• Set task:
Rewrite the material below, starting with the line that contains "282, 192, 287]" and going on through the line that contains "367, 848, 377]", with "ferrite bead" replaced by "ferrite choke" and everything else unchanged. Give only those lines.

• Records for this exercise:
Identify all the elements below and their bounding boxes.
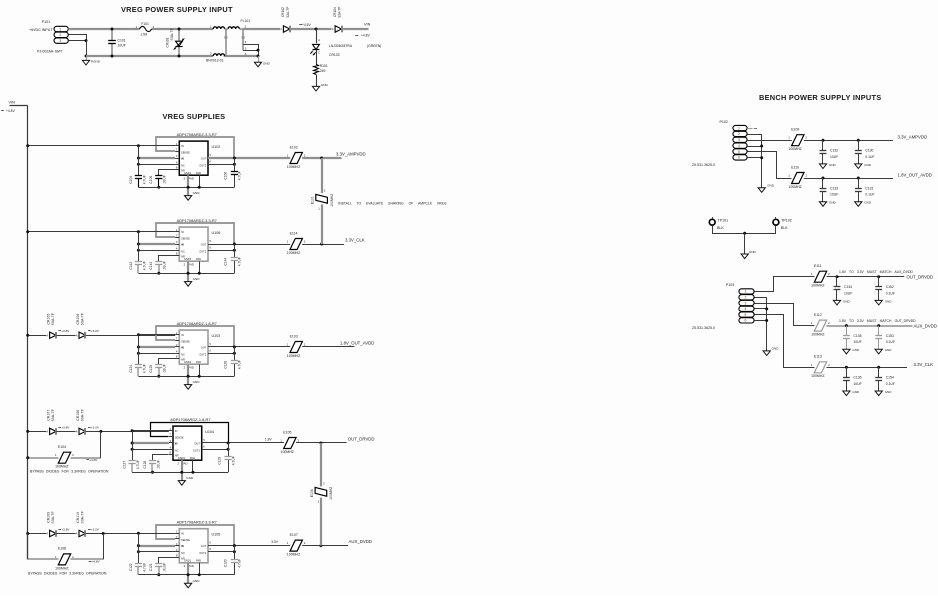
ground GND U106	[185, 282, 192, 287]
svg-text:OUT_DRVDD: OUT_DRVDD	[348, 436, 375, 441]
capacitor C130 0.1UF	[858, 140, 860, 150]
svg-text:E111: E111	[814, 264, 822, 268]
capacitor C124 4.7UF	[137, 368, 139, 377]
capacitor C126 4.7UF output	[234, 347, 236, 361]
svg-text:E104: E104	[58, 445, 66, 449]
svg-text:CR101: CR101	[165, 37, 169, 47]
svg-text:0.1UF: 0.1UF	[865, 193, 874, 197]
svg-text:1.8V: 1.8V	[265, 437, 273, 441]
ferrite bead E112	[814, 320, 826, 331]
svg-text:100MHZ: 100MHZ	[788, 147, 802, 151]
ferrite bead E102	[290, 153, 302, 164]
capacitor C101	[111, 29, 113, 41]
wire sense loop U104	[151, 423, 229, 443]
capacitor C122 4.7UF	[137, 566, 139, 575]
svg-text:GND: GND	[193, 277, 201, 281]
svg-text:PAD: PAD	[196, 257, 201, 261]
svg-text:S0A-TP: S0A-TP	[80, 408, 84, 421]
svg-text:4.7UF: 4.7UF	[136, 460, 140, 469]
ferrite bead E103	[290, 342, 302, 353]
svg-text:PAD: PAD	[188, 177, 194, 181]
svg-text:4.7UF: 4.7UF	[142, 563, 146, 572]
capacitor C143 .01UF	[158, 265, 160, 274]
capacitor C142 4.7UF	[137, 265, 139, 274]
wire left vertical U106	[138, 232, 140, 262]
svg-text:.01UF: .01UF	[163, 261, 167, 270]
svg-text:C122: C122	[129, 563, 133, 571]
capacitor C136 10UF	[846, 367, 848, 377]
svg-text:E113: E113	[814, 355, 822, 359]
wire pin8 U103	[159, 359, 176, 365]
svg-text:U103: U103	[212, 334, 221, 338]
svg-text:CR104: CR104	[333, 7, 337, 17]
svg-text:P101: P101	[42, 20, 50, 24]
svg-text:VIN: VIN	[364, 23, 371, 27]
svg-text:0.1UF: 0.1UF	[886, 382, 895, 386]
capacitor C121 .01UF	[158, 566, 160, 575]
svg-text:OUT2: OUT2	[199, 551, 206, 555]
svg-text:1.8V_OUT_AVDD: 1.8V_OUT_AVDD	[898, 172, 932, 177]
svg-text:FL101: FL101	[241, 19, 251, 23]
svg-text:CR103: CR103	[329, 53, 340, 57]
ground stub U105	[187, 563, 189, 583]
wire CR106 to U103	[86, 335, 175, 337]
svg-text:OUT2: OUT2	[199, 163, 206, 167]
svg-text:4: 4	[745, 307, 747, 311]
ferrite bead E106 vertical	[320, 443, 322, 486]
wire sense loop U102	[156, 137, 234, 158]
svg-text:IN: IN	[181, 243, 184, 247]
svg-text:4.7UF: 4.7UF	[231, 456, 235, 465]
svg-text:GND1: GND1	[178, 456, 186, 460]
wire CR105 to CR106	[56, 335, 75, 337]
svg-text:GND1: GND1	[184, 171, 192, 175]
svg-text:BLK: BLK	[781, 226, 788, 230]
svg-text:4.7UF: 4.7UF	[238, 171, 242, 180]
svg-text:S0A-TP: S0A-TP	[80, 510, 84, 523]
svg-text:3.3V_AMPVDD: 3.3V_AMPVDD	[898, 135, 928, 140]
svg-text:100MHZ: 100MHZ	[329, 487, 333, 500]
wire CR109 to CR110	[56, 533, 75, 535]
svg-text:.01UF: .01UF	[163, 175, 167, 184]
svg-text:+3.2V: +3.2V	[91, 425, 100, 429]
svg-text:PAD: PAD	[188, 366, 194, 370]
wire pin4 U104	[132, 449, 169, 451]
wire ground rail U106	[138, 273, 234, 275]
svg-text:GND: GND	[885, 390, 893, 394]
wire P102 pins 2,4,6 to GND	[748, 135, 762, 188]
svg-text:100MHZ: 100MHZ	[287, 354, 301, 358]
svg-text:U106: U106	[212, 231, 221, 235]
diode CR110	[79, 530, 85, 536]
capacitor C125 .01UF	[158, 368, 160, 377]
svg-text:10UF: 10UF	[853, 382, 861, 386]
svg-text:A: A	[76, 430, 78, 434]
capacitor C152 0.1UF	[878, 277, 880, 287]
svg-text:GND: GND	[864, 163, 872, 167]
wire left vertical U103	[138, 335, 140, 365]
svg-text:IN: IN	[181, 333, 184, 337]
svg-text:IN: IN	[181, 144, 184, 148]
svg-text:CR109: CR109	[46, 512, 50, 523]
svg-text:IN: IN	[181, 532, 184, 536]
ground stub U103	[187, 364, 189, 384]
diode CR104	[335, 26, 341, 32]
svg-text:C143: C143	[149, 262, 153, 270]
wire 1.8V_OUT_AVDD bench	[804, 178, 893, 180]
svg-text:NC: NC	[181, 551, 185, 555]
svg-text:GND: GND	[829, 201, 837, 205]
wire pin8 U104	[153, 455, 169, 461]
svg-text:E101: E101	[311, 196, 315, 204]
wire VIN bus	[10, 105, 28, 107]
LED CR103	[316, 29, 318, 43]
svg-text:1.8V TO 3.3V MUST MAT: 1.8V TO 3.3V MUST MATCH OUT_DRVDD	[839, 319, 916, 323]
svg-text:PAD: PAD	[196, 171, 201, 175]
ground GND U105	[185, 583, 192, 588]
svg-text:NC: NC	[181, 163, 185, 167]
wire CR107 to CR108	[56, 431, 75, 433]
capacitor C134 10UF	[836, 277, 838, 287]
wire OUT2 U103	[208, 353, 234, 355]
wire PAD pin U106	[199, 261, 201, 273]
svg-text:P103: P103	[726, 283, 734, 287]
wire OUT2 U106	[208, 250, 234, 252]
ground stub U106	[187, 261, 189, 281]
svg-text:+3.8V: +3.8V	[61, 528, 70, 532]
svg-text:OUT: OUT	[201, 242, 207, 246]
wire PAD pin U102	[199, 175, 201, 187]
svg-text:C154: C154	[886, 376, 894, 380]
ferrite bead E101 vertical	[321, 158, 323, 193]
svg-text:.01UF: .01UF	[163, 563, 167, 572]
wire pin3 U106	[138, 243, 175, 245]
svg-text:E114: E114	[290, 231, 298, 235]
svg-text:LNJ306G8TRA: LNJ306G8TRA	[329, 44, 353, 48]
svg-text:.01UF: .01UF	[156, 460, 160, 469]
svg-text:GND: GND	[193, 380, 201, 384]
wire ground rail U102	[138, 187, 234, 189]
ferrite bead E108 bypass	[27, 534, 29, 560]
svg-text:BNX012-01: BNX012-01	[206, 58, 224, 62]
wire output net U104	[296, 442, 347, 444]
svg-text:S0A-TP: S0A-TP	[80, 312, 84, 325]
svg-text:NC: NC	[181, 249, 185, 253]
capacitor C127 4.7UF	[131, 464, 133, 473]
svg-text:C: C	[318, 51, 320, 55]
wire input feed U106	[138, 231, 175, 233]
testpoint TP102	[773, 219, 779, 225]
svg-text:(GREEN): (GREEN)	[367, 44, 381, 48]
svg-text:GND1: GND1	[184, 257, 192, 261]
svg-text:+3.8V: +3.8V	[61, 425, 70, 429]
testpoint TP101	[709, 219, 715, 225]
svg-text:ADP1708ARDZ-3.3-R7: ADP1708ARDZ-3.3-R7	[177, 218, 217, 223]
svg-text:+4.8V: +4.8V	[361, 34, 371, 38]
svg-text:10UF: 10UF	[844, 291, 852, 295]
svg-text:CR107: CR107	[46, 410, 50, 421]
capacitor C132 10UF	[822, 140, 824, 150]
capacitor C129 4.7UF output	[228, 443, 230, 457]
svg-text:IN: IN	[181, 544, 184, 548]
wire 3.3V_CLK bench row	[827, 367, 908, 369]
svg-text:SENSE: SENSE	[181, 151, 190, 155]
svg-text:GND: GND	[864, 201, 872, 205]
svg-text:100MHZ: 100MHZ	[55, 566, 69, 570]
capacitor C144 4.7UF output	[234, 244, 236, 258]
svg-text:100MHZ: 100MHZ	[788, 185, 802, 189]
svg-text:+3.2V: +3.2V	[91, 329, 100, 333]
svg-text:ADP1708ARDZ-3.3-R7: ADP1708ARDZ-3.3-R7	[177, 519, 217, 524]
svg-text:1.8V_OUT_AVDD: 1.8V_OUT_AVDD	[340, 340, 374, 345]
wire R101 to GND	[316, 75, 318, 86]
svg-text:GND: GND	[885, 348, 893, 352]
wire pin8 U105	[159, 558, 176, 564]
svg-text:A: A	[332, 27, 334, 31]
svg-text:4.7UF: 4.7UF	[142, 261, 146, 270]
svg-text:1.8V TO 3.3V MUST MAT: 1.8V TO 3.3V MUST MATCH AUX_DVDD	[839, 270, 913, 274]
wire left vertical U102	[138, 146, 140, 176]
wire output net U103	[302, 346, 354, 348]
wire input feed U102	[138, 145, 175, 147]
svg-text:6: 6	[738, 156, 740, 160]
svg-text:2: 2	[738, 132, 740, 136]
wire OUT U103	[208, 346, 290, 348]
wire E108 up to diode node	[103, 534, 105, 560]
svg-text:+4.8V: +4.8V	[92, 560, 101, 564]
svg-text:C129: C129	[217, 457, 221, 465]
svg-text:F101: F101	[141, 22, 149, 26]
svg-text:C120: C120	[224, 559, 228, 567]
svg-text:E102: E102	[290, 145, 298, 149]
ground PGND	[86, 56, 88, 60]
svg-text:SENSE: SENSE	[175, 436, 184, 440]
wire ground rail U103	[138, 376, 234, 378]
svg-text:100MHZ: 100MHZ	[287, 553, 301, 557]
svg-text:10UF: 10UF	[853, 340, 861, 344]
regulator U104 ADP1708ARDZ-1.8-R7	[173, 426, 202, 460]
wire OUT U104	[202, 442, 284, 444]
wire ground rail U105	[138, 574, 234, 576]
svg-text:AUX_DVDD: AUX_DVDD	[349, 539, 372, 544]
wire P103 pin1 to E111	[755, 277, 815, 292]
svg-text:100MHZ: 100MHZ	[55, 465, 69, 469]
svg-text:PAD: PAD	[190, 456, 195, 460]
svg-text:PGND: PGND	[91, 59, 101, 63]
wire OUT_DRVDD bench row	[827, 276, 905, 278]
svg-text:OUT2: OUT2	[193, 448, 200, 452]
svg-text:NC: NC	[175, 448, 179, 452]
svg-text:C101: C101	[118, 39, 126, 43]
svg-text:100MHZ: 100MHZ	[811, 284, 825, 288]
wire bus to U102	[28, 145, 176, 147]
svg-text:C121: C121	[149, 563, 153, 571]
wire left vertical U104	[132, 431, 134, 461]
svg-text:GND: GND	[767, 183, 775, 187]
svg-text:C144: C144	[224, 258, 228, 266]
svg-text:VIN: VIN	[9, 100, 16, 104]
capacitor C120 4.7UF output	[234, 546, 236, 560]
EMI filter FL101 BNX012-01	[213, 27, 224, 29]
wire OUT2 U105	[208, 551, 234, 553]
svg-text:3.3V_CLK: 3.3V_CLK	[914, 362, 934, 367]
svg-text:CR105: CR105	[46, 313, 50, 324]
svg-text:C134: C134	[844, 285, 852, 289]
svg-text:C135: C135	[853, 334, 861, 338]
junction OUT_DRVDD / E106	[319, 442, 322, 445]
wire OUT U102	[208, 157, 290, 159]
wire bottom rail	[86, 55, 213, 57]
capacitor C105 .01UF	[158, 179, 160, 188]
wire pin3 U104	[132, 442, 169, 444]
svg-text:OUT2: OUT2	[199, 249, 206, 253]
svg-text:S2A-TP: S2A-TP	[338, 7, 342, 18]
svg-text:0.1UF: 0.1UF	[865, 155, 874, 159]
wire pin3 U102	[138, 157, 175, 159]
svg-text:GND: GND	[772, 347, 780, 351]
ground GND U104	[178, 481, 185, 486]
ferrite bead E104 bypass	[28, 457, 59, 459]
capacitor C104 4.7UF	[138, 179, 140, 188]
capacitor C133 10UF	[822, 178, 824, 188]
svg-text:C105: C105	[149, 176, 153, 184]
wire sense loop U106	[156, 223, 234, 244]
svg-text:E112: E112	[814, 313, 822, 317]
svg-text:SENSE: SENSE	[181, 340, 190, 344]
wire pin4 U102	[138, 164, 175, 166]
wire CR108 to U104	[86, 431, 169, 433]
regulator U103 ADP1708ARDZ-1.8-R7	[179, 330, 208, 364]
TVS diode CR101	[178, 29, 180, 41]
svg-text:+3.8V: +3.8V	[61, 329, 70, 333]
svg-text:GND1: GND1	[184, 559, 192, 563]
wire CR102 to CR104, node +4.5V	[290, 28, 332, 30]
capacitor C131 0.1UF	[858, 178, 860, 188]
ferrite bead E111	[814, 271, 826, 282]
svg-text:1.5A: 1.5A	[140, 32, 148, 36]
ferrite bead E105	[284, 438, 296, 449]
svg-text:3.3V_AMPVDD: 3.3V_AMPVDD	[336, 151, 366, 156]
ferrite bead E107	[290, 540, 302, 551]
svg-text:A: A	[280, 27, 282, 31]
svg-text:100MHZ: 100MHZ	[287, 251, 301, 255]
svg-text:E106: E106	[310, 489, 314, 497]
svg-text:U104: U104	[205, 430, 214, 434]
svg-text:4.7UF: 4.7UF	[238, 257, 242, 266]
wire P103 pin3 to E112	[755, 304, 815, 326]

• Response for this exercise:
ground GND U106	[185, 282, 192, 287]
svg-text:OUT_DRVDD: OUT_DRVDD	[348, 436, 375, 441]
capacitor C130 0.1UF	[858, 140, 860, 150]
svg-text:E111: E111	[814, 264, 822, 268]
capacitor C124 4.7UF	[137, 368, 139, 377]
capacitor C126 4.7UF output	[234, 347, 236, 361]
svg-text:E104: E104	[58, 445, 66, 449]
svg-text:CR101: CR101	[165, 37, 169, 47]
svg-text:0.1UF: 0.1UF	[865, 193, 874, 197]
svg-text:1.8V: 1.8V	[265, 437, 273, 441]
ferrite choke E112	[814, 320, 826, 331]
svg-text:100MHZ: 100MHZ	[788, 147, 802, 151]
ferrite choke E102	[290, 153, 302, 164]
capacitor C101	[111, 29, 113, 41]
wire sense loop U104	[151, 423, 229, 443]
capacitor C122 4.7UF	[137, 566, 139, 575]
svg-text:GND: GND	[193, 277, 201, 281]
svg-text:PAD: PAD	[196, 257, 201, 261]
svg-text:S0A-TP: S0A-TP	[80, 408, 84, 421]
svg-text:4.7UF: 4.7UF	[136, 460, 140, 469]
ferrite choke E103	[290, 342, 302, 353]
svg-text:PAD: PAD	[188, 177, 194, 181]
svg-text:4.7UF: 4.7UF	[142, 563, 146, 572]
capacitor C143 .01UF	[158, 265, 160, 274]
capacitor C142 4.7UF	[137, 265, 139, 274]
wire left vertical U106	[138, 232, 140, 262]
svg-text:.01UF: .01UF	[163, 261, 167, 270]
svg-text:C122: C122	[129, 563, 133, 571]
capacitor C136 10UF	[846, 367, 848, 377]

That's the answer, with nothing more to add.